### Input rows
***

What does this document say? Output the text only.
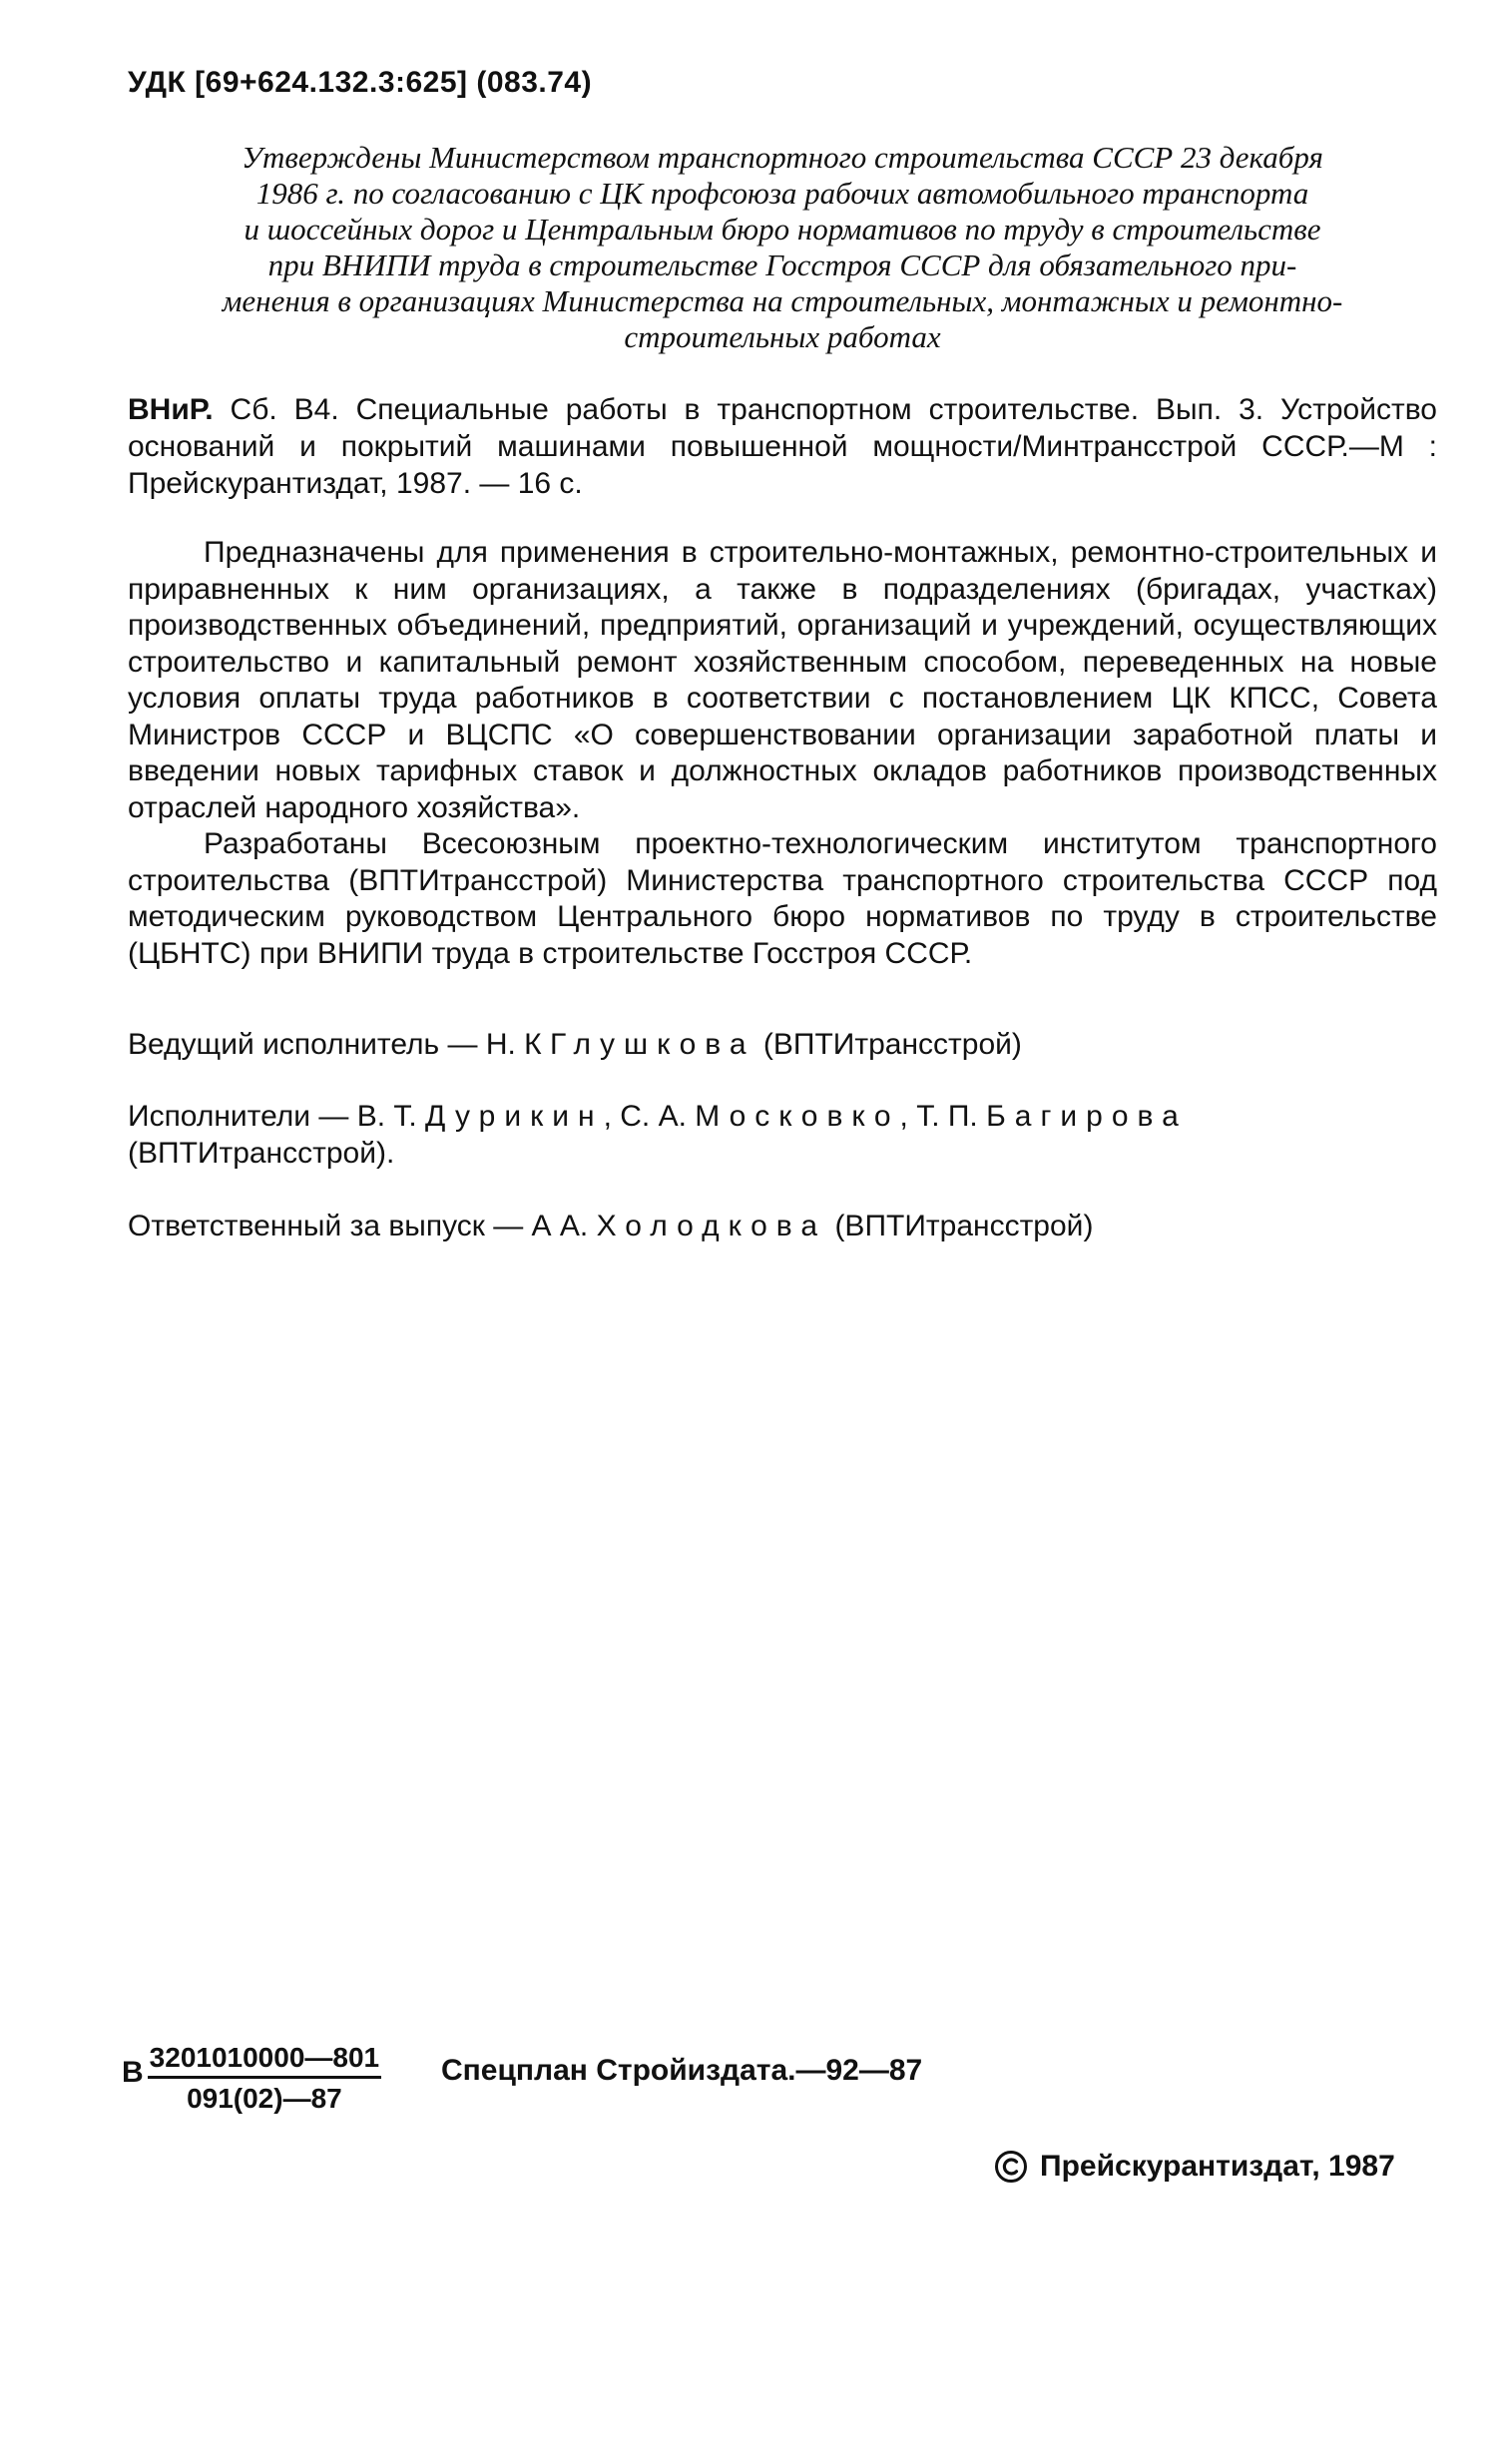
УДК [69+624.132.3:625] (083.74)
Утверждены Министерством транспортного строительства СССР 23 декабря
1986 г. по согласованию с ЦК профсоюза рабочих автомобильного транспорта
и шоссейных дорог и Центральным бюро нормативов по труду в строительстве
при ВНИПИ труда в строительстве Госстроя СССР для обязательного при-
менения в организациях Министерства на строительных, монтажных и ремонтно-
строительных работах
ВНиР. Сб. В4. Специальные работы в транспортном строительстве. Вып. 3. Устройство оснований и покрытий машинами повышенной мощности/Минтрансстрой СССР.—М : Прейскурантиздат, 1987. — 16 с.

Предназначены для применения в строительно-монтажных, ремонтно-строительных и приравненных к ним организациях, а также в подразделениях (бригадах, участках) производственных объединений, предприятий, организаций и учреждений, осуществляющих строительство и капитальный ремонт хозяйственным способом, переведенных на новые условия оплаты труда работников в соответствии с постановлением ЦК КПСС, Совета Министров СССР и ВЦСПС «О совершенствовании организации заработной платы и введении новых тарифных ставок и должностных окладов работников производственных отраслей народного хозяйства».

Разработаны Всесоюзным проектно-технологическим институтом транспортного строительства (ВПТИтрансстрой) Министерства транспортного строительства СССР под методическим руководством Центрального бюро нормативов по труду в строительстве (ЦБНТС) при ВНИПИ труда в строительстве Госстроя СССР.

Ведущий исполнитель — Н. К Глушкова (ВПТИтрансстрой)
Исполнители — В. Т. Дурикин, С. А. Московко, Т. П. Багирова
(ВПТИтрансстрой).
Ответственный за выпуск — А А. Холодкова (ВПТИтрансстрой)
В $\frac{3201010000—801}{091(02)—87}$ Спецплан Стройиздата.—92—87
Прейскурантиздат, 1987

***

### To be done
Repeat each line of the records above exactly, but do not copy the pictures.

### Written answer
What does this document say? Output the text only.
УДК [69+624.132.3:625] (083.74)
Утверждены Министерством транспортного строительства СССР 23 декабря
1986 г. по согласованию с ЦК профсоюза рабочих автомобильного транспорта
и шоссейных дорог и Центральным бюро нормативов по труду в строительстве
при ВНИПИ труда в строительстве Госстроя СССР для обязательного при-
менения в организациях Министерства на строительных, монтажных и ремонтно-
строительных работах
ВНиР. Сб. В4. Специальные работы в транспортном строительстве. Вып. 3. Устройство оснований и покрытий машинами повышенной мощности/Минтрансстрой СССР.—М : Прейскурантиздат, 1987. — 16 с.

Предназначены для применения в строительно-монтажных, ремонтно-строительных и приравненных к ним организациях, а также в подразделениях (бригадах, участках) производственных объединений, предприятий, организаций и учреждений, осуществляющих строительство и капитальный ремонт хозяйственным способом, переведенных на новые условия оплаты труда работников в соответствии с постановлением ЦК КПСС, Совета Министров СССР и ВЦСПС «О совершенствовании организации заработной платы и введении новых тарифных ставок и должностных окладов работников производственных отраслей народного хозяйства».

Разработаны Всесоюзным проектно-технологическим институтом транспортного строительства (ВПТИтрансстрой) Министерства транспортного строительства СССР под методическим руководством Центрального бюро нормативов по труду в строительстве (ЦБНТС) при ВНИПИ труда в строительстве Госстроя СССР.

Ведущий исполнитель — Н. К Глушкова (ВПТИтрансстрой)
Исполнители — В. Т. Дурикин, С. А. Московко, Т. П. Багирова
(ВПТИтрансстрой).
Ответственный за выпуск — А А. Холодкова (ВПТИтрансстрой)
В $\frac{3201010000—801}{091(02)—87}$ Спецплан Стройиздата.—92—87
Прейскурантиздат, 1987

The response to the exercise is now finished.